* START Provided material *

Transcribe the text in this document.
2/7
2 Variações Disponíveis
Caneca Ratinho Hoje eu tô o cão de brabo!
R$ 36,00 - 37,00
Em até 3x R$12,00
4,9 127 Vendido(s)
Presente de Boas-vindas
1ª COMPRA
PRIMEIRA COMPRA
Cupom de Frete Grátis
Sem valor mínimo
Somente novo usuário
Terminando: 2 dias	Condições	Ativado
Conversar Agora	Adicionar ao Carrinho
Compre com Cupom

* END Provided material *

Scan the listing above. Collect all lines with the word "Cupom".

§ **Answer to this task**
Cupom de Frete Grátis
Compre com Cupom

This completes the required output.